[Stored entries]
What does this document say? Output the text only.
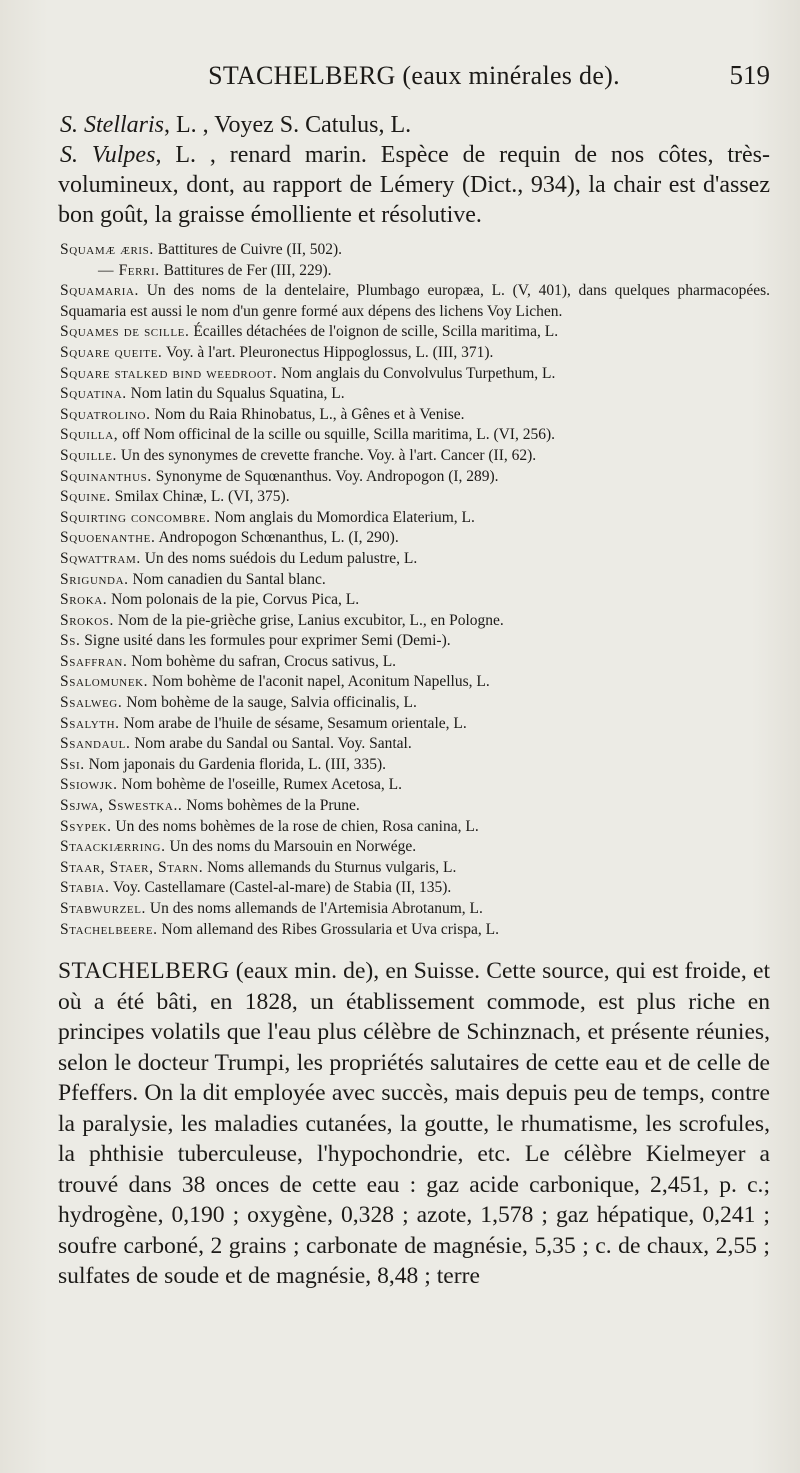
STACHELBERG (eaux minérales de).	519

S. Stellaris, L. , Voyez S. Catulus, L.

S. Vulpes, L. , renard marin. Espèce de requin de nos côtes, très-volumineux, dont, au rapport de Lémery (Dict., 934), la chair est d'assez bon goût, la graisse émolliente et résolutive.

Squamæ æris. Battitures de Cuivre (II, 502).
— Ferri. Battitures de Fer (III, 229).
Squamaria. Un des noms de la dentelaire, Plumbago europæa, L. (V, 401), dans quelques pharmacopées. Squamaria est aussi le nom d'un genre formé aux dépens des lichens Voy Lichen.
Squames de scille. Écailles détachées de l'oignon de scille, Scilla maritima, L.
Square queite. Voy. à l'art. Pleuronectus Hippoglossus, L. (III, 371).
Square stalked bind weedroot. Nom anglais du Convolvulus Turpethum, L.
Squatina. Nom latin du Squalus Squatina, L.
Squatrolino. Nom du Raia Rhinobatus, L., à Gênes et à Venise.
Squilla, off Nom officinal de la scille ou squille, Scilla maritima, L. (VI, 256).
Squille. Un des synonymes de crevette franche. Voy. à l'art. Cancer (II, 62).
Squinanthus. Synonyme de Squœnanthus. Voy. Andropogon (I, 289).
Squine. Smilax Chinæ, L. (VI, 375).
Squirting concombre. Nom anglais du Momordica Elaterium, L.
Squoenanthe. Andropogon Schœnanthus, L. (I, 290).
Sqwattram. Un des noms suédois du Ledum palustre, L.
Srigunda. Nom canadien du Santal blanc.
Sroka. Nom polonais de la pie, Corvus Pica, L.
Srokos. Nom de la pie-grièche grise, Lanius excubitor, L., en Pologne.
Ss. Signe usité dans les formules pour exprimer Semi (Demi-).
Ssaffran. Nom bohème du safran, Crocus sativus, L.
Ssalomunek. Nom bohème de l'aconit napel, Aconitum Napellus, L.
Ssalweg. Nom bohème de la sauge, Salvia officinalis, L.
Ssalyth. Nom arabe de l'huile de sésame, Sesamum orientale, L.
Ssandaul. Nom arabe du Sandal ou Santal. Voy. Santal.
Ssi. Nom japonais du Gardenia florida, L. (III, 335).
Ssiowjk. Nom bohème de l'oseille, Rumex Acetosa, L.
Ssjwa, Sswestka.. Noms bohèmes de la Prune.
Ssypek. Un des noms bohèmes de la rose de chien, Rosa canina, L.
Staackiærring. Un des noms du Marsouin en Norwége.
Staar, Staer, Starn. Noms allemands du Sturnus vulgaris, L.
Stabia. Voy. Castellamare (Castel-al-mare) de Stabia (II, 135).
Stabwurzel. Un des noms allemands de l'Artemisia Abrotanum, L.
Stachelbeere. Nom allemand des Ribes Grossularia et Uva crispa, L.

STACHELBERG (eaux min. de), en Suisse. Cette source, qui est froide, et où a été bâti, en 1828, un établissement commode, est plus riche en principes volatils que l'eau plus célèbre de Schinznach, et présente réunies, selon le docteur Trumpi, les propriétés salutaires de cette eau et de celle de Pfeffers. On la dit employée avec succès, mais depuis peu de temps, contre la paralysie, les maladies cutanées, la goutte, le rhumatisme, les scrofules, la phthisie tuberculeuse, l'hypochondrie, etc. Le célèbre Kielmeyer a trouvé dans 38 onces de cette eau : gaz acide carbonique, 2,451, p. c.; hydrogène, 0,190 ; oxygène, 0,328 ; azote, 1,578 ; gaz hépatique, 0,241 ; soufre carboné, 2 grains ; carbonate de magnésie, 5,35 ; c. de chaux, 2,55 ; sulfates de soude et de magnésie, 8,48 ; terre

* **AIM OF THE TASK**
Copy out every line of the material above that mentions the word "Square".

* **SOLUTION FOR THIS TASK**
Square queite. Voy. à l'art. Pleuronectus Hippoglossus, L. (III, 371).
Square stalked bind weedroot. Nom anglais du Convolvulus Turpethum, L.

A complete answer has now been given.